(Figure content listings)
=-=-=

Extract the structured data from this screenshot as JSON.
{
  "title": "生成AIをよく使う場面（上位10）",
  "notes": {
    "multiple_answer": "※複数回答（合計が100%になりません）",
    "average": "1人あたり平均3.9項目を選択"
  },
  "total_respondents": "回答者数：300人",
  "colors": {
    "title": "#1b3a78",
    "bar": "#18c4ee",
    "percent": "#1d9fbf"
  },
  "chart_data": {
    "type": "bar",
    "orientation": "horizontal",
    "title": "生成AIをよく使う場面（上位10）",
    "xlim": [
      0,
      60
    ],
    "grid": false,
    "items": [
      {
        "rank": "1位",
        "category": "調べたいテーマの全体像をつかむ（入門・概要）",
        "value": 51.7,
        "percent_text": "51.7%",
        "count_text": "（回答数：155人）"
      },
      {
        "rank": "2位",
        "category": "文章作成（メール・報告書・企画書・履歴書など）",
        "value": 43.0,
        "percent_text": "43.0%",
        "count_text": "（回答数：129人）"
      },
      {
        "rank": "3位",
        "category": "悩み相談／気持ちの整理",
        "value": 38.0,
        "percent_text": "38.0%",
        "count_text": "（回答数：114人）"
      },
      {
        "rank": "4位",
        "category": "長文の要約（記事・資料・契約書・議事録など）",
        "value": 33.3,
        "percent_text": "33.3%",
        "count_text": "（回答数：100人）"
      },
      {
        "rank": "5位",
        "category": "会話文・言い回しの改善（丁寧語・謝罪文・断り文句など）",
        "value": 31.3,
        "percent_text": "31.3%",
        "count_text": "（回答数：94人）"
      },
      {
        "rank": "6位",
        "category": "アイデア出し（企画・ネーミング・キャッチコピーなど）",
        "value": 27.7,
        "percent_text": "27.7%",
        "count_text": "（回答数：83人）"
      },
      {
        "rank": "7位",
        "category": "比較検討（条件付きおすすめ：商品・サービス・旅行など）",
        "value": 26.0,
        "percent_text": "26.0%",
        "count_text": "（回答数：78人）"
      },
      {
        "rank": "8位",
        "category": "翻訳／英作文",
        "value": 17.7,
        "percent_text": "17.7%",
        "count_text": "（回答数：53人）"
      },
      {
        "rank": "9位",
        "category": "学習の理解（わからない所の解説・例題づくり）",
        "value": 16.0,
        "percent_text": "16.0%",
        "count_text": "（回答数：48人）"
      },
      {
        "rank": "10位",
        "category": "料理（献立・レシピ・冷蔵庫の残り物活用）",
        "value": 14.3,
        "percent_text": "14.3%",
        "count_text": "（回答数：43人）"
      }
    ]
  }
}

=-=-=

> TASK TO COMPLETE
Each entry must be reproduced verbatim.

> RESULT FOR THIS TASK
Extract the structured data from this screenshot as JSON.
{
  "title": "生成AIをよく使う場面（上位10）",
  "notes": {
    "multiple_answer": "※複数回答（合計が100%になりません）",
    "average": "1人あたり平均3.9項目を選択"
  },
  "total_respondents": "回答者数：300人",
  "colors": {
    "title": "#1b3a78",
    "bar": "#18c4ee",
    "percent": "#1d9fbf"
  },
  "chart_data": {
    "type": "bar",
    "orientation": "horizontal",
    "title": "生成AIをよく使う場面（上位10）",
    "xlim": [
      0,
      60
    ],
    "grid": false,
    "items": [
      {
        "rank": "1位",
        "category": "調べたいテーマの全体像をつかむ（入門・概要）",
        "value": 51.7,
        "percent_text": "51.7%",
        "count_text": "（回答数：155人）"
      },
      {
        "rank": "2位",
        "category": "文章作成（メール・報告書・企画書・履歴書など）",
        "value": 43.0,
        "percent_text": "43.0%",
        "count_text": "（回答数：129人）"
      },
      {
        "rank": "3位",
        "category": "悩み相談／気持ちの整理",
        "value": 38.0,
        "percent_text": "38.0%",
        "count_text": "（回答数：114人）"
      },
      {
        "rank": "4位",
        "category": "長文の要約（記事・資料・契約書・議事録など）",
        "value": 33.3,
        "percent_text": "33.3%",
        "count_text": "（回答数：100人）"
      },
      {
        "rank": "5位",
        "category": "会話文・言い回しの改善（丁寧語・謝罪文・断り文句など）",
        "value": 31.3,
        "percent_text": "31.3%",
        "count_text": "（回答数：94人）"
      },
      {
        "rank": "6位",
        "category": "アイデア出し（企画・ネーミング・キャッチコピーなど）",
        "value": 27.7,
        "percent_text": "27.7%",
        "count_text": "（回答数：83人）"
      },
      {
        "rank": "7位",
        "category": "比較検討（条件付きおすすめ：商品・サービス・旅行など）",
        "value": 26.0,
        "percent_text": "26.0%",
        "count_text": "（回答数：78人）"
      },
      {
        "rank": "8位",
        "category": "翻訳／英作文",
        "value": 17.7,
        "percent_text": "17.7%",
        "count_text": "（回答数：53人）"
      },
      {
        "rank": "9位",
        "category": "学習の理解（わからない所の解説・例題づくり）",
        "value": 16.0,
        "percent_text": "16.0%",
        "count_text": "（回答数：48人）"
      },
      {
        "rank": "10位",
        "category": "料理（献立・レシピ・冷蔵庫の残り物活用）",
        "value": 14.3,
        "percent_text": "14.3%",
        "count_text": "（回答数：43人）"
      }
    ]
  }
}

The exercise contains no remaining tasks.